====== DOCUMENT PASSAGE

So tonight my roommate and I Jorge watched this movie called “If I Stay” and I must say to start this off, yes it was super fucking sad lol.
The movie is about this girl who has a passion for playing Cello and she and her parents get into a car accident and the people who love her like her friends and family all come to talk to her in the hospital to help her heal and so on.
It was really touching because it really makes you think about the people you care about and what if that happened to you. Like most movies they get into your head and make you think about situations like this. I like to think of them as “what would you do situations” because they’re deep thoughts.
After the movie was over Jorge and I got to talking about things that have happened to us in the past. He opened up again about his past and the things he went through as a kid and I told him the things I went through as well.
He asked me if I’ve ever been in love and I told him yes and then he asked me again and it made me think. I feel like I have with the first REAL boyfriend I ever had but there was more bad than good in that relationship so it’s really hard to say. I want to say yes but I want to say no. With how much I’m going back n fourth thinking about it I’d say no..
I have a different form of love now that I’m older. The more I think about love, the more I think about all the places I want to visit and all the beautiful places in the world that some people don’t ever get to see whether because it’s money or just busy with work. The main question many of my friends ask me is “Are you ever afraid of not meeting the right person” my response is fuck no. I have a loving family and loving friends and I’ve said it before. That’s all the love I really need in my life because it’s more then anyone could ask for.
My form of love is by finding all the beautiful places in the world and falling in love with them; to fall in love with nature. If I find the perfect person to share these beautiful experiences with and be together forever with then I’d truly be blessed and I would want to share that with them. I just feel like me personally, I have to be strong independently and by being strong I mean I have to treat myself to all the beautiful things in life first so that if I ever meet the wrong person then I can say I visited all these great places first. I don’t want to share beautiful things with someone that will tarnish the experience for me forever.. I think that’s what I’m afraid of the most; someone fucking my beautiful experiences up.
I view my love life as a precious forest or jungle.
There’s those forests with huge beautiful trees that aren’t touched. There’s all types of wild animals and waterfalls but all it takes is one person to cut a tree down to bring in reinforcements and take apart its beauty because they want to use it for personal reasons or just destroy it. I don’t want that in my life so I’m extremely selective with who I allow in my life. I’m welcoming to all but very few get to really know me. I like to show my friends the beauty life has to offer and the laughs it provides when things get tough. That’s why I feel allot of people come to me when they’re going through a breakup or are just feeling down because I’m never really sad at all. I get lonely but I’m not lonely. I just wish some people would understand where I’m coming from with some things but it seems it’s really difficult for some people to move on or appreciate life for what it is without being in a relationship type of thing.
Love to me isn’t necessarily a touch or a kiss but a brush of wind against me or that deep feeling of appreciation for life itself you get when you see beautiful mountain’s formed in such a unique way.
If I were the only person left on earth with no one else in it and never got to experience love then the only thing I’d be left with is nature and nature alone. I tend to always put my mind in isolated situations like this so that I can fully grasp what I want to make out of my life and which direction I want to go when something like love occurs.

============
====== RECORDED INFORMATION

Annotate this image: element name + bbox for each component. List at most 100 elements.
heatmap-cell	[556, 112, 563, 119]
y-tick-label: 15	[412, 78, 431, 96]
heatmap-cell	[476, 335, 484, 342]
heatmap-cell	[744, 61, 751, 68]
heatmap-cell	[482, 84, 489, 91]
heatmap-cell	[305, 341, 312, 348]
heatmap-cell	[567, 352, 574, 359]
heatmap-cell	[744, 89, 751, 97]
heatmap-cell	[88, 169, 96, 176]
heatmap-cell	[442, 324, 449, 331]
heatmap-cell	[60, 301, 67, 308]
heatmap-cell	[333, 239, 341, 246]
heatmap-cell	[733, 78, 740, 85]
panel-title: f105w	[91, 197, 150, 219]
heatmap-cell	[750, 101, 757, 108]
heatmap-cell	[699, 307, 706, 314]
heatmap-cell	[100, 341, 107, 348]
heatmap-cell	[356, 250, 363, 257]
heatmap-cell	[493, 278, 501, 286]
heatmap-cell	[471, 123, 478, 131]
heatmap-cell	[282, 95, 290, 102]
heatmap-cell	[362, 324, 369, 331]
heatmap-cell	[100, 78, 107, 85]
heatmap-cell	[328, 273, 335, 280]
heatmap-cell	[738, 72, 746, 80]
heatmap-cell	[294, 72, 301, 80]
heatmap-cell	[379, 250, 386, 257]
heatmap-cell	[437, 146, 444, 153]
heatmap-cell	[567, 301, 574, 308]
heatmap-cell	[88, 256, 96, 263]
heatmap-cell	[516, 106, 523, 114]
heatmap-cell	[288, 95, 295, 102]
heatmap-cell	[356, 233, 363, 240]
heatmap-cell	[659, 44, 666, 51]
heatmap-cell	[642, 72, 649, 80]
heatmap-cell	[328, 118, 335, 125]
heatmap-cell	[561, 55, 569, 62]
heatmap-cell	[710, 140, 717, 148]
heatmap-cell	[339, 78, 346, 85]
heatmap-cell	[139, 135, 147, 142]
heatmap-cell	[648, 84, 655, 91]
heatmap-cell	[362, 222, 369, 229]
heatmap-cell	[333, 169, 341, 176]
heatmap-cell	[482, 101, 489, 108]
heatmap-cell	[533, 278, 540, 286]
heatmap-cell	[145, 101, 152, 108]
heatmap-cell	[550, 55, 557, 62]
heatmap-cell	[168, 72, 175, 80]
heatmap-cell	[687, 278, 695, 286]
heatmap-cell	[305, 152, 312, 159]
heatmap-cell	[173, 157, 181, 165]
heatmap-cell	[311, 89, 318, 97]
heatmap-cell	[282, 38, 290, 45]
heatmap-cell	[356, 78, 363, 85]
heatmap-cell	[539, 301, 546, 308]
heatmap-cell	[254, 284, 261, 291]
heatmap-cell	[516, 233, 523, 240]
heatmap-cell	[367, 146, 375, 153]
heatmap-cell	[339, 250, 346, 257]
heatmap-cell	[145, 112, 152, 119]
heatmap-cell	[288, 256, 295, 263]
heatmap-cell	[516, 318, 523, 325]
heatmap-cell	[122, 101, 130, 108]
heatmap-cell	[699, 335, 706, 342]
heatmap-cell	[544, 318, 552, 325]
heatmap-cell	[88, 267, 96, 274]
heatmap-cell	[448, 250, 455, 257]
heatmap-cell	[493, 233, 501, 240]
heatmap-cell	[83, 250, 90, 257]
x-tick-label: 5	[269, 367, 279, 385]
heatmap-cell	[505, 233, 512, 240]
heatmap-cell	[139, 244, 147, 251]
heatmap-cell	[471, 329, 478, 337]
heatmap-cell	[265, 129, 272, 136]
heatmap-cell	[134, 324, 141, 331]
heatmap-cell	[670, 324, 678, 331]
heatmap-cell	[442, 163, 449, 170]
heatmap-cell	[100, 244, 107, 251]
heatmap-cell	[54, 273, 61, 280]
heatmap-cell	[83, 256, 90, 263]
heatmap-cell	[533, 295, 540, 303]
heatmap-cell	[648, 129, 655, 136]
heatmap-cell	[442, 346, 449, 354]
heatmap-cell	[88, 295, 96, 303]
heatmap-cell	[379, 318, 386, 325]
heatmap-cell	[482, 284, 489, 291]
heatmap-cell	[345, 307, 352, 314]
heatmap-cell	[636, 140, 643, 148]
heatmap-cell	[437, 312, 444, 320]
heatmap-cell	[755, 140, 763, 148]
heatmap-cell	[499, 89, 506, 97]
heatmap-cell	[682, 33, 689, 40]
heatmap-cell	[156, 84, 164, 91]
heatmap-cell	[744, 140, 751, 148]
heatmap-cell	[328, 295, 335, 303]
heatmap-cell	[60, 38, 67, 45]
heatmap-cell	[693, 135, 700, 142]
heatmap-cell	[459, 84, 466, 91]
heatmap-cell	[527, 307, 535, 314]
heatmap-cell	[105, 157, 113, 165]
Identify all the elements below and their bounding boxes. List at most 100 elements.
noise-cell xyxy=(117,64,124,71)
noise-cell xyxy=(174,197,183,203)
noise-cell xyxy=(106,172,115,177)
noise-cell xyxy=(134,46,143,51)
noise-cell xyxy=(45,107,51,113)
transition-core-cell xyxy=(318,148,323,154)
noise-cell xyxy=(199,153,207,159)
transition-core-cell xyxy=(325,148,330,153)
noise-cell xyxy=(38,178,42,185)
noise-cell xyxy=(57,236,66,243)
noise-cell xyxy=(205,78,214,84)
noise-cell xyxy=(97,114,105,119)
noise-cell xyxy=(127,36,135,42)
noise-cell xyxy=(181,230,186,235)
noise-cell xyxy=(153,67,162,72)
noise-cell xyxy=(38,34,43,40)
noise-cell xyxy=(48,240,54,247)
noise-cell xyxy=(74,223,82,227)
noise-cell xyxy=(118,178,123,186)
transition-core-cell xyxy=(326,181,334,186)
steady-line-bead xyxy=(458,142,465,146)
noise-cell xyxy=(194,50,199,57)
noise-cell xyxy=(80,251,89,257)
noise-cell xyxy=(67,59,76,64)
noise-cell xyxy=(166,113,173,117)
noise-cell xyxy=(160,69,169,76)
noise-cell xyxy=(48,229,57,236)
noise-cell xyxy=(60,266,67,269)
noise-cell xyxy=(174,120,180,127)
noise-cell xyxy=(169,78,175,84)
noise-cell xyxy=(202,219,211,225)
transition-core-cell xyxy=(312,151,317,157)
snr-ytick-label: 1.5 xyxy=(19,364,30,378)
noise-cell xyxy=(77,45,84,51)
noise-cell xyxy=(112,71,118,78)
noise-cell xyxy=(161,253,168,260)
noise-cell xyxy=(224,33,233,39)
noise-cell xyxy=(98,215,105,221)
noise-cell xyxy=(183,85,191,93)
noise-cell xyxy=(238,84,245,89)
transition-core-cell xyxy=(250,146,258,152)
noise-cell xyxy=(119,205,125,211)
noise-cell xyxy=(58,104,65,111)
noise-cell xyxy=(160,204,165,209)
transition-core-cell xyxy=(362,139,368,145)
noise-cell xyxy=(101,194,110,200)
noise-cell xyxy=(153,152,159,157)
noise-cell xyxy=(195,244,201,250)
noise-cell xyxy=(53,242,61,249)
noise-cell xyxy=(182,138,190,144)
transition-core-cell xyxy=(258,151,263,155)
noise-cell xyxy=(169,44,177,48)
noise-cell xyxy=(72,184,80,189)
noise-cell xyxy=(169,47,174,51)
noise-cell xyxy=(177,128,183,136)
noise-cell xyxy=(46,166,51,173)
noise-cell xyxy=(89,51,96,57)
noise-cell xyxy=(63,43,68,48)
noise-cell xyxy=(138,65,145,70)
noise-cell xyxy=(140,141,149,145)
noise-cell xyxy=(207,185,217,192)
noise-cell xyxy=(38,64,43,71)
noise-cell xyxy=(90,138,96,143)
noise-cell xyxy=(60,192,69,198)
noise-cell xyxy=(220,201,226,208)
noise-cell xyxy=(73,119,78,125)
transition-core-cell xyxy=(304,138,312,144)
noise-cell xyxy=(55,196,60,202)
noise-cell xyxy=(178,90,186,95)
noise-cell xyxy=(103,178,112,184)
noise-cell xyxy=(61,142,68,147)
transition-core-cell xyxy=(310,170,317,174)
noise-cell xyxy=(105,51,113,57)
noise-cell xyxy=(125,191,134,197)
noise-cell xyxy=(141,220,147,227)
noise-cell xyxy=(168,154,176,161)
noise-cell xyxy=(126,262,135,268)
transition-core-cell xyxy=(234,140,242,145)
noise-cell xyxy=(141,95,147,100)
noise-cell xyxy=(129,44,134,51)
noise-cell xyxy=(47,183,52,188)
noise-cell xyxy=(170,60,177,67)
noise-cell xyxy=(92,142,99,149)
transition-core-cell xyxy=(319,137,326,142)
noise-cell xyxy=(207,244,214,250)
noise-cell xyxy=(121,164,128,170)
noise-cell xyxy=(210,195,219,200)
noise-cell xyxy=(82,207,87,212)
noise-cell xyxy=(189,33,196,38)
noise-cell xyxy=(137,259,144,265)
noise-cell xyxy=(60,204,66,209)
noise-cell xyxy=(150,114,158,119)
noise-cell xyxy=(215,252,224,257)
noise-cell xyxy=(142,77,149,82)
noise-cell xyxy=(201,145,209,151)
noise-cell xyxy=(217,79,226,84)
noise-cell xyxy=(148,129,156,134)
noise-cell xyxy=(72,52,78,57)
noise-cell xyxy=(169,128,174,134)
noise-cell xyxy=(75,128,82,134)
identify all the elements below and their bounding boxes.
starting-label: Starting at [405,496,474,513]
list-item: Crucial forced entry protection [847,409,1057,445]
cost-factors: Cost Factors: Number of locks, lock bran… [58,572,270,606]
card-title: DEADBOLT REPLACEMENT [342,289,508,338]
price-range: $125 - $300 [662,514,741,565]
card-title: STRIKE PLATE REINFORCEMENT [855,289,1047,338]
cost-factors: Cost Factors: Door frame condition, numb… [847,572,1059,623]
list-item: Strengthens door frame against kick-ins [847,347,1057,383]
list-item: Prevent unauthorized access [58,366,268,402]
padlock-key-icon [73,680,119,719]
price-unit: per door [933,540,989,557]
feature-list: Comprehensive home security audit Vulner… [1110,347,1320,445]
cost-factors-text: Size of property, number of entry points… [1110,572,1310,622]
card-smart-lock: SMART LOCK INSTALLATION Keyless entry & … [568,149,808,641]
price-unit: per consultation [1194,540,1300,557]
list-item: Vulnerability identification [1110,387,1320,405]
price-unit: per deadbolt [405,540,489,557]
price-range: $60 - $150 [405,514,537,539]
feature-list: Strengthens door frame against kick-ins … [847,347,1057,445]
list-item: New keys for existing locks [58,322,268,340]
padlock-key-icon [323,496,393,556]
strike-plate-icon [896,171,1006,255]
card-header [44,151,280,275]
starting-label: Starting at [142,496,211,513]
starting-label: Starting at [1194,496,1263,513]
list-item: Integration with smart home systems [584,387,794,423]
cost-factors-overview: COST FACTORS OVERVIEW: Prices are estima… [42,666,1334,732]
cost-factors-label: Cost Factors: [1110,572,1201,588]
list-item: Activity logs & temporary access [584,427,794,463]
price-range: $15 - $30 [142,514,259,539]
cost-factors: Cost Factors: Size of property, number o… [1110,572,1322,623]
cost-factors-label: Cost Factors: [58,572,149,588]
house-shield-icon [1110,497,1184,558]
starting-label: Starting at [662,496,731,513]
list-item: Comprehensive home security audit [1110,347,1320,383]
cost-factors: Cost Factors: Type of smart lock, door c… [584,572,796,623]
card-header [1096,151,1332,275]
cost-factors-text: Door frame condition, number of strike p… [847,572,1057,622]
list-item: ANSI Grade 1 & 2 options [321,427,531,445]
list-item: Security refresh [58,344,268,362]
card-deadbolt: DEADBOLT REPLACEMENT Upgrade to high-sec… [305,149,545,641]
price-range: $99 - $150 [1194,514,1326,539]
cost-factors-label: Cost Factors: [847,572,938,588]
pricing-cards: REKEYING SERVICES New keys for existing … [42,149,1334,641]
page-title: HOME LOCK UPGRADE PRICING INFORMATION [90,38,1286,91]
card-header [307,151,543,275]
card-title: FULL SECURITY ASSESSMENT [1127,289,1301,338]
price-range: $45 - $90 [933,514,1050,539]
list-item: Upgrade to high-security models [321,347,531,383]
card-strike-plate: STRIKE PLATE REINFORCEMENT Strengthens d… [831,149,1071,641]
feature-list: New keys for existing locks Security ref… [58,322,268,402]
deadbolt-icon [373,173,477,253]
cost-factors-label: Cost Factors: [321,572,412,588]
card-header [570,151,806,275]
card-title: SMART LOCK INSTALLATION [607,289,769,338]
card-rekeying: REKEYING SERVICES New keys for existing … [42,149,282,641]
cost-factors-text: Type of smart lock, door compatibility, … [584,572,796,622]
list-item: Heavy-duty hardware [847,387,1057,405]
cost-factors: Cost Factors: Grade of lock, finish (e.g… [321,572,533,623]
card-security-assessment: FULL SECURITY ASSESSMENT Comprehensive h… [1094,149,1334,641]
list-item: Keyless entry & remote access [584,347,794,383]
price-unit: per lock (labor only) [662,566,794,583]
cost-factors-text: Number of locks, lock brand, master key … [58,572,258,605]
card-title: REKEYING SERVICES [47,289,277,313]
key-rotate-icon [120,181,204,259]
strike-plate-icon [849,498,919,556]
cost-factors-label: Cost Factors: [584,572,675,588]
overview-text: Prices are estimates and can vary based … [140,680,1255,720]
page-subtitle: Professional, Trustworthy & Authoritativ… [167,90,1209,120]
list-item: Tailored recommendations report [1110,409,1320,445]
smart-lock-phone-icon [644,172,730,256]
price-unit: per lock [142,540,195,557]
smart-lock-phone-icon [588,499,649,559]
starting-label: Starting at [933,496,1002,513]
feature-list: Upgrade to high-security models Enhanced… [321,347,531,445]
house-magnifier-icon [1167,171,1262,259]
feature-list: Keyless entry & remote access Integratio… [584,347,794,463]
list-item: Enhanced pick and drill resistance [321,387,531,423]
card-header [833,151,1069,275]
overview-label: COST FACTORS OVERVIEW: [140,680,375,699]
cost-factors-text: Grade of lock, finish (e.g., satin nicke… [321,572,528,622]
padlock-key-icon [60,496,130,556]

============

Print everything in the post about love and nature from "Love to me isn’t" down to "like love occurs.".

**OUTPUT FOR THIS TASK:**
Love to me isn’t necessarily a touch or a kiss but a brush of wind against me or that deep feeling of appreciation for life itself you get when you see beautiful mountain’s formed in such a unique way.
If I were the only person left on earth with no one else in it and never got to experience love then the only thing I’d be left with is nature and nature alone. I tend to always put my mind in isolated situations like this so that I can fully grasp what I want to make out of my life and which direction I want to go when something like love occurs.